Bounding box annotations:
=====

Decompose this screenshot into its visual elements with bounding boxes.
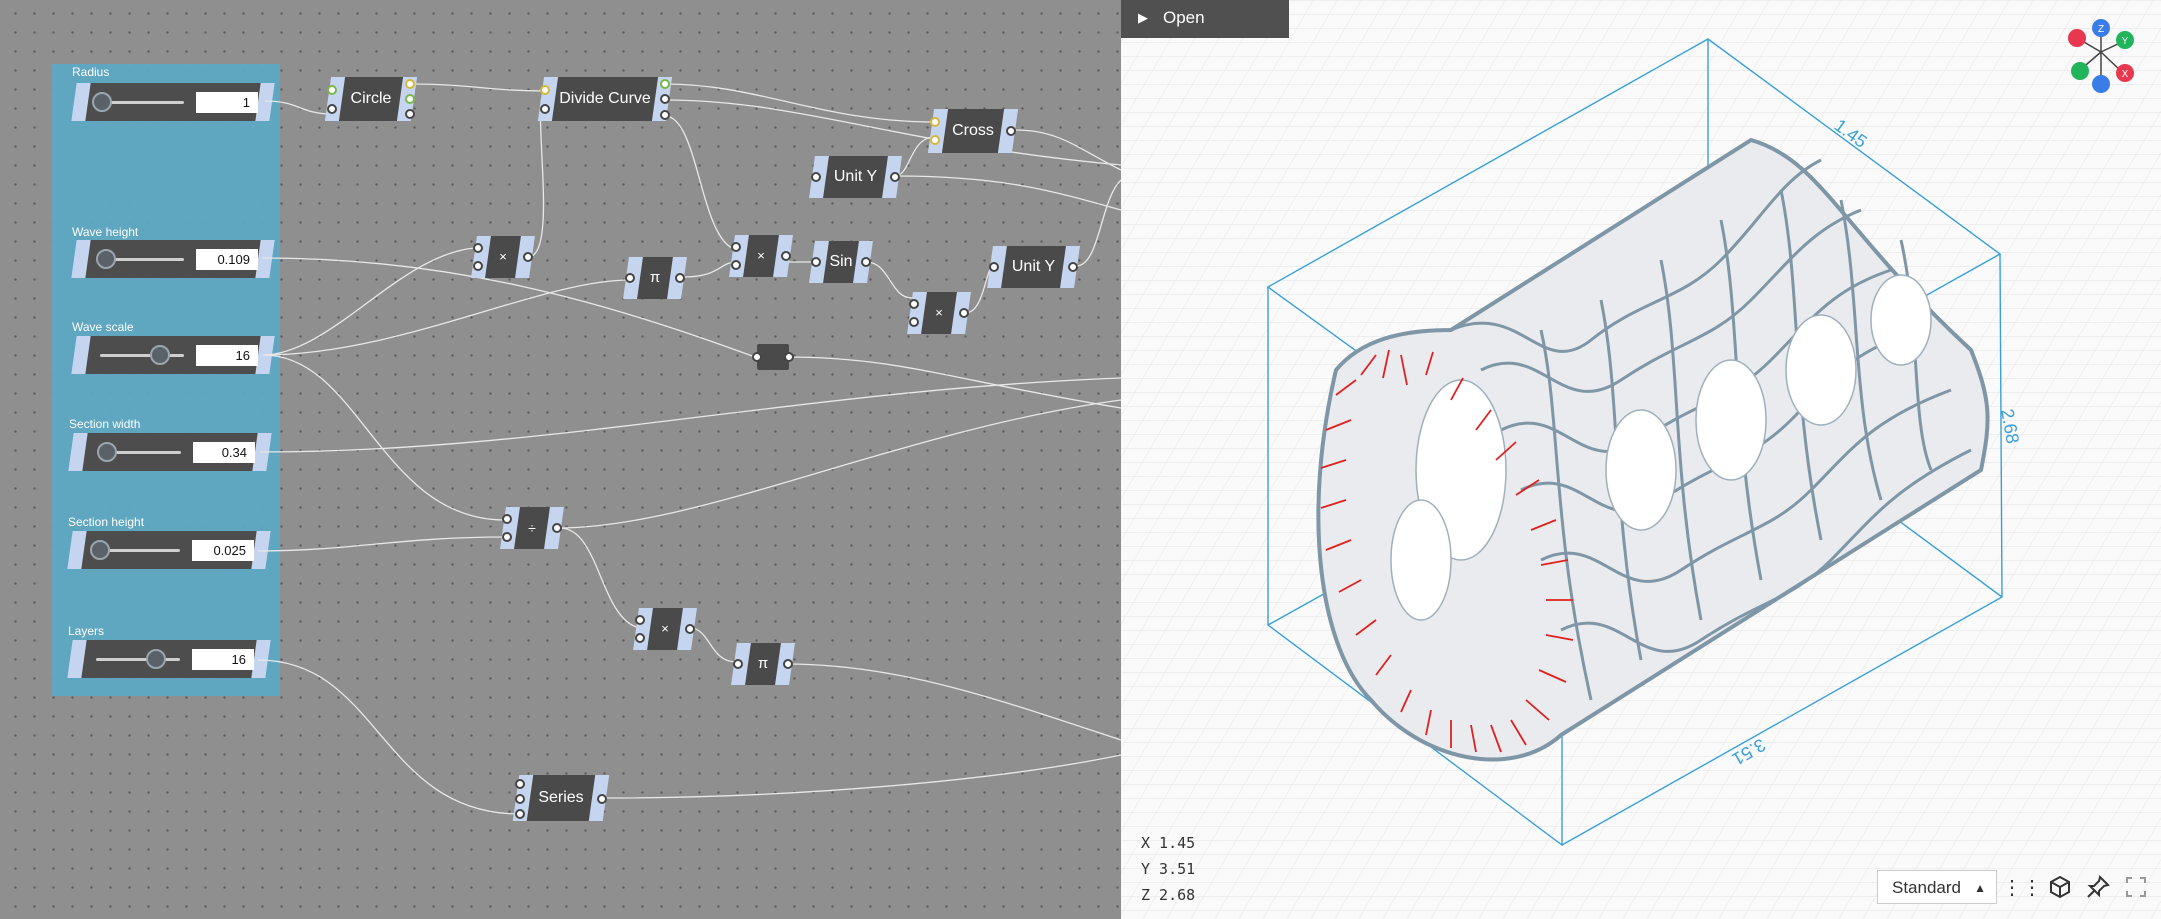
input-port[interactable] (515, 779, 525, 789)
viewport-toolbar: Standard ▲ ⋮⋮ (1877, 867, 2149, 907)
unit-y-node[interactable]: Unit Y (987, 246, 1080, 288)
node-label: Sin (829, 253, 853, 270)
input-port[interactable] (989, 262, 999, 272)
multiply-node[interactable]: × (729, 235, 793, 277)
output-port[interactable] (685, 624, 695, 634)
open-panel-button[interactable]: ▶ Open (1121, 0, 1289, 38)
viewport-scene: 1.45 2.68 3.51 Z Y X (1121, 0, 2161, 919)
output-port[interactable] (1068, 262, 1078, 272)
coord-z: Z 2.68 (1141, 886, 1196, 904)
input-port[interactable] (502, 514, 512, 524)
coord-x: X 1.45 (1141, 834, 1196, 852)
node-label: π (649, 269, 661, 286)
node-label: × (757, 248, 765, 263)
3d-viewport[interactable]: 1.45 2.68 3.51 Z Y X ▶ Open X 1.45 Y 3.5… (1121, 0, 2161, 919)
output-port[interactable] (784, 352, 794, 362)
input-port[interactable] (515, 794, 525, 804)
output-port[interactable] (660, 79, 670, 89)
pi-node[interactable]: π (623, 257, 687, 299)
input-port[interactable] (930, 117, 940, 127)
output-port[interactable] (783, 659, 793, 669)
input-port[interactable] (515, 809, 525, 819)
input-port[interactable] (752, 352, 762, 362)
divide-curve-node[interactable]: Divide Curve (537, 77, 673, 121)
divide-node[interactable]: ÷ (500, 507, 564, 549)
output-port[interactable] (675, 273, 685, 283)
output-port[interactable] (959, 308, 969, 318)
node-label: Series (538, 789, 584, 806)
fullscreen-icon[interactable] (2123, 874, 2149, 900)
output-port[interactable] (405, 109, 415, 119)
gizmo-y-label: Y (2122, 36, 2129, 47)
chevron-right-icon: ▶ (1138, 10, 1148, 25)
output-port[interactable] (861, 257, 871, 267)
node-label: × (499, 249, 507, 264)
display-mode-select[interactable]: Standard ▲ (1877, 870, 1997, 904)
node-label: Divide Curve (559, 90, 651, 107)
gizmo-x-label: X (2122, 69, 2129, 80)
open-label: Open (1163, 8, 1205, 27)
input-port[interactable] (327, 104, 337, 114)
cross-node[interactable]: Cross (927, 109, 1019, 153)
input-port[interactable] (473, 261, 483, 271)
input-port[interactable] (502, 532, 512, 542)
multiply-node[interactable]: × (471, 236, 535, 278)
input-port[interactable] (540, 104, 550, 114)
node-label: Cross (952, 122, 994, 139)
input-port[interactable] (909, 317, 919, 327)
input-port[interactable] (733, 659, 743, 669)
circle-node[interactable]: Circle (324, 77, 418, 121)
input-port[interactable] (909, 299, 919, 309)
input-port[interactable] (635, 633, 645, 643)
display-mode-value: Standard (1892, 878, 1961, 897)
output-port[interactable] (660, 94, 670, 104)
input-port[interactable] (625, 273, 635, 283)
node-canvas[interactable]: Radius 1 Wave height 0.109 Wave scale 16… (0, 0, 1121, 919)
unit-y-node[interactable]: Unit Y (809, 156, 902, 198)
node-label: π (757, 655, 769, 672)
sin-node[interactable]: Sin (809, 241, 873, 283)
node-label: Unit Y (833, 168, 878, 185)
coord-y: Y 3.51 (1141, 860, 1196, 878)
select-arrows-icon: ▲ (1974, 881, 1986, 895)
node-label: × (661, 621, 669, 636)
input-port[interactable] (731, 260, 741, 270)
output-port[interactable] (781, 251, 791, 261)
output-port[interactable] (890, 172, 900, 182)
output-port[interactable] (552, 523, 562, 533)
passthrough-node[interactable] (752, 344, 794, 370)
input-port[interactable] (635, 615, 645, 625)
grip-icon[interactable]: ⋮⋮ (2002, 874, 2042, 900)
node-label: Unit Y (1011, 258, 1056, 275)
input-port[interactable] (811, 257, 821, 267)
input-port[interactable] (473, 243, 483, 253)
output-port[interactable] (597, 794, 607, 804)
multiply-node[interactable]: × (633, 608, 697, 650)
gizmo-z-label: Z (2098, 24, 2104, 35)
input-port[interactable] (811, 172, 821, 182)
output-port[interactable] (1006, 126, 1016, 136)
cube-icon[interactable] (2047, 874, 2073, 900)
node-label: × (935, 305, 943, 320)
multiply-node[interactable]: × (907, 292, 971, 334)
input-port[interactable] (540, 85, 550, 95)
pin-icon[interactable] (2085, 874, 2111, 900)
series-node[interactable]: Series (512, 775, 610, 821)
node-label: ÷ (528, 520, 536, 536)
pi-node[interactable]: π (731, 643, 795, 685)
output-port[interactable] (405, 94, 415, 104)
output-port[interactable] (523, 252, 533, 262)
input-port[interactable] (327, 85, 337, 95)
output-port[interactable] (660, 110, 670, 120)
input-port[interactable] (930, 135, 940, 145)
node-label: Circle (350, 90, 392, 107)
input-port[interactable] (731, 242, 741, 252)
output-port[interactable] (405, 79, 415, 89)
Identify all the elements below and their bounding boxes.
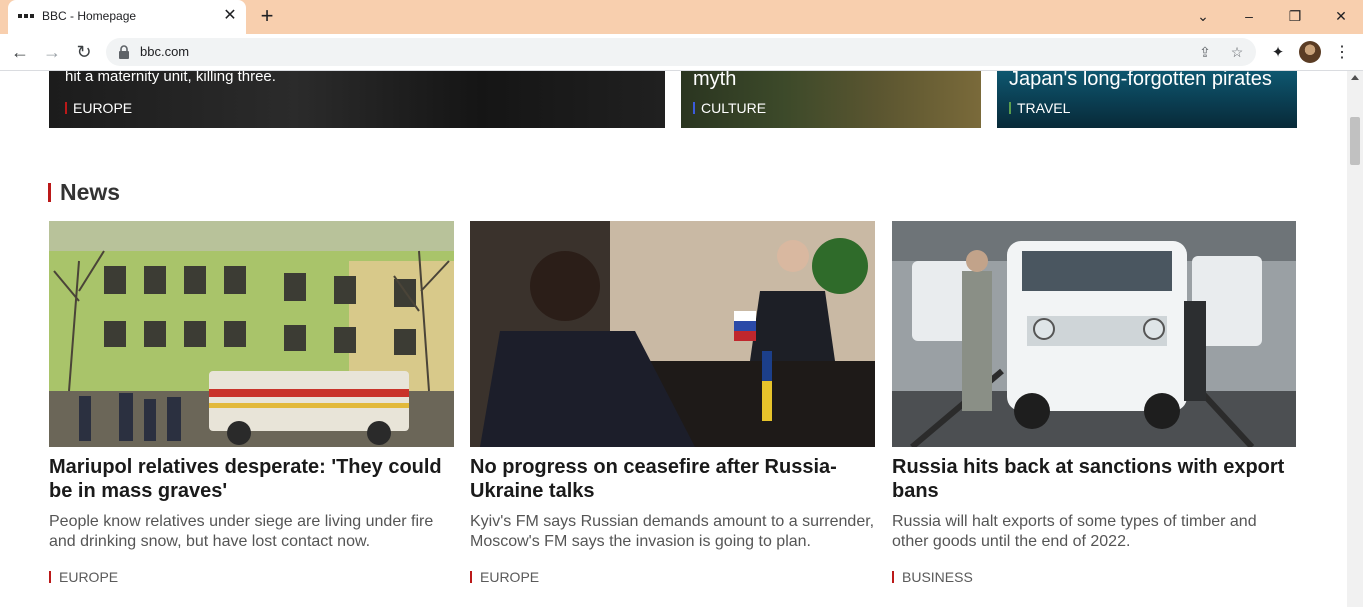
address-bar[interactable]: bbc.com ⇪ ☆ [106,38,1256,66]
share-icon[interactable]: ⇪ [1196,43,1214,61]
story-image-talks[interactable] [470,221,875,447]
close-window-button[interactable]: ✕ [1330,6,1352,26]
top-story-headline[interactable]: myth [693,71,736,91]
top-story-card-europe[interactable]: hit a maternity unit, killing three. EUR… [49,71,665,128]
top-story-tag[interactable]: CULTURE [693,100,766,116]
story-section-tag[interactable]: EUROPE [470,569,539,585]
page-scrollbar[interactable] [1347,71,1363,607]
forward-button[interactable]: → [40,41,64,65]
profile-avatar[interactable] [1299,41,1321,63]
story-image-mariupol[interactable] [49,221,454,447]
story-summary: Russia will halt exports of some types o… [892,513,1257,550]
minimize-button[interactable]: – [1238,6,1260,26]
browser-menu-icon[interactable]: ⋮ [1332,41,1352,65]
reload-button[interactable]: ↻ [72,41,96,65]
story-summary: People know relatives under siege are li… [49,513,434,550]
new-tab-button[interactable]: + [256,5,278,28]
building-photo-icon [49,221,454,447]
bookmark-star-icon[interactable]: ☆ [1228,43,1246,61]
top-story-tag[interactable]: EUROPE [65,100,132,116]
story-headline[interactable]: Russia hits back at sanctions with expor… [892,455,1297,503]
browser-tab-active[interactable]: BBC - Homepage ✕ [8,0,246,34]
page-viewport: hit a maternity unit, killing three. EUR… [0,71,1347,607]
top-story-headline[interactable]: Japan's long-forgotten pirates [1009,71,1272,91]
browser-tab-strip: BBC - Homepage ✕ + ⌄ – ❐ ✕ [0,0,1363,34]
scroll-up-arrow-icon[interactable] [1351,75,1359,80]
story-headline[interactable]: Mariupol relatives desperate: 'They coul… [49,455,454,503]
top-story-tag[interactable]: TRAVEL [1009,100,1070,116]
top-story-summary: hit a maternity unit, killing three. [65,71,276,85]
url-text[interactable]: bbc.com [140,44,189,59]
bbc-favicon-icon [18,11,34,21]
top-story-card-culture[interactable]: myth CULTURE [681,71,981,128]
section-title-news[interactable]: News [48,179,120,206]
tab-search-button[interactable]: ⌄ [1192,6,1214,26]
meeting-photo-icon [470,221,875,447]
factory-photo-icon [892,221,1296,447]
news-story-card[interactable]: Mariupol relatives desperate: 'They coul… [49,221,454,585]
story-section-tag[interactable]: BUSINESS [892,569,973,585]
lock-icon[interactable] [118,45,130,59]
back-button[interactable]: ← [8,41,32,65]
browser-toolbar: ← → ↻ bbc.com ⇪ ☆ ✦ ⋮ [0,34,1363,71]
tab-close-icon[interactable]: ✕ [222,8,238,24]
story-section-tag[interactable]: EUROPE [49,569,118,585]
story-headline[interactable]: No progress on ceasefire after Russia-Uk… [470,455,875,503]
restore-button[interactable]: ❐ [1284,6,1306,26]
extensions-puzzle-icon[interactable]: ✦ [1266,41,1290,65]
tab-title: BBC - Homepage [42,9,137,23]
story-summary: Kyiv's FM says Russian demands amount to… [470,513,875,550]
story-image-factory[interactable] [892,221,1297,447]
news-story-card[interactable]: No progress on ceasefire after Russia-Uk… [470,221,875,585]
top-story-card-travel[interactable]: Japan's long-forgotten pirates TRAVEL [997,71,1297,128]
scrollbar-thumb[interactable] [1350,117,1360,165]
news-story-card[interactable]: Russia hits back at sanctions with expor… [892,221,1297,585]
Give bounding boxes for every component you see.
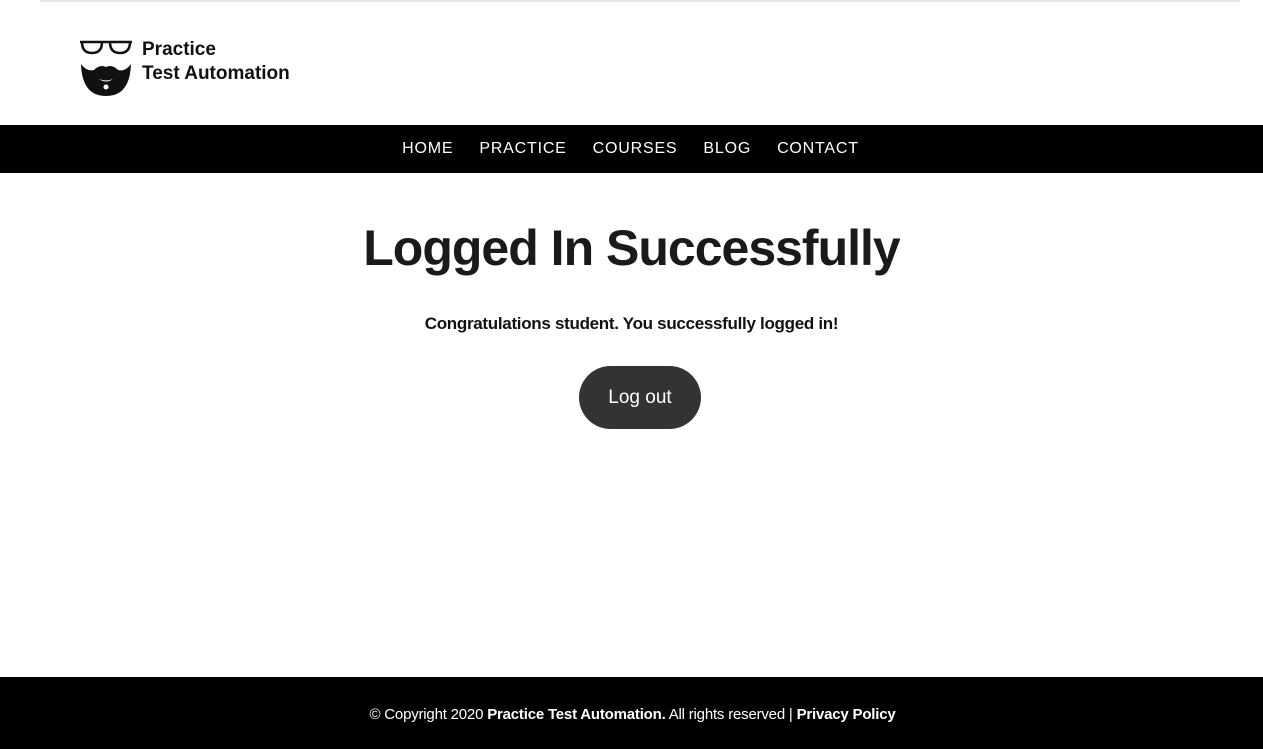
nav-item-blog: BLOG: [703, 140, 751, 158]
nav-list: HOME PRACTICE COURSES BLOG CONTACT: [389, 140, 872, 158]
nav-item-home: HOME: [402, 140, 453, 158]
success-message: Congratulations student. You successfull…: [424, 314, 839, 333]
brand-name: Practice Test Automation: [142, 38, 290, 86]
nav-item-courses: COURSES: [593, 140, 678, 158]
nav-link-practice[interactable]: PRACTICE: [479, 140, 566, 157]
site-footer: © Copyright 2020 Practice Test Automatio…: [0, 677, 1263, 749]
page-title: Logged In Successfully: [363, 220, 900, 276]
nav-link-courses[interactable]: COURSES: [593, 140, 678, 157]
nav-link-blog[interactable]: BLOG: [703, 140, 751, 157]
brand-line-2: Test Automation: [142, 63, 290, 84]
nav-link-contact[interactable]: CONTACT: [777, 140, 859, 157]
site-header: Practice Test Automation: [0, 2, 1263, 125]
nav-link-home[interactable]: HOME: [402, 140, 453, 157]
page: Practice Test Automation HOME PRACTICE C…: [0, 0, 1263, 749]
main-content: Logged In Successfully Congratulations s…: [0, 173, 1263, 677]
nav-item-practice: PRACTICE: [479, 140, 566, 158]
footer-text: © Copyright 2020 Practice Test Automatio…: [369, 706, 895, 723]
nav-item-contact: CONTACT: [777, 140, 859, 158]
footer-rights: All rights reserved |: [665, 705, 797, 723]
brand-line-1: Practice: [142, 39, 216, 60]
footer-company: Practice Test Automation.: [487, 705, 666, 723]
logout-button[interactable]: Log out: [579, 366, 701, 429]
glasses-beard-logo-icon: [80, 40, 132, 96]
privacy-policy-link[interactable]: Privacy Policy: [797, 706, 896, 723]
main-navigation: HOME PRACTICE COURSES BLOG CONTACT: [0, 125, 1263, 173]
footer-copyright: © Copyright 2020: [369, 705, 488, 723]
site-logo-link[interactable]: Practice Test Automation: [78, 38, 290, 98]
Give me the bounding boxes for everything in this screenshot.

=====

Reproduce the records from the line containing "input-port[interactable] (515, 779, 525, 789)" through the line containing "input-port[interactable] (752, 352, 762, 362)", switching "output-port" to "out-port" throughout and leaving everything else unchanged.

input-port[interactable] (515, 779, 525, 789)
viewport-toolbar: Standard ▲ ⋮⋮ (1877, 867, 2149, 907)
unit-y-node[interactable]: Unit Y (987, 246, 1080, 288)
node-label: Sin (829, 253, 853, 270)
input-port[interactable] (989, 262, 999, 272)
multiply-node[interactable]: × (729, 235, 793, 277)
out-port[interactable] (685, 624, 695, 634)
open-panel-button[interactable]: ▶ Open (1121, 0, 1289, 38)
viewport-scene: 1.45 2.68 3.51 Z Y X (1121, 0, 2161, 919)
out-port[interactable] (1068, 262, 1078, 272)
coord-z: Z 2.68 (1141, 886, 1196, 904)
input-port[interactable] (502, 514, 512, 524)
coord-x: X 1.45 (1141, 834, 1196, 852)
node-label: π (649, 269, 661, 286)
node-label: × (757, 248, 765, 263)
3d-viewport[interactable]: 1.45 2.68 3.51 Z Y X ▶ Open X 1.45 Y 3.5… (1121, 0, 2161, 919)
out-port[interactable] (784, 352, 794, 362)
input-port[interactable] (515, 794, 525, 804)
out-port[interactable] (660, 79, 670, 89)
pi-node[interactable]: π (623, 257, 687, 299)
input-port[interactable] (930, 117, 940, 127)
out-port[interactable] (783, 659, 793, 669)
input-port[interactable] (515, 809, 525, 819)
input-port[interactable] (752, 352, 762, 362)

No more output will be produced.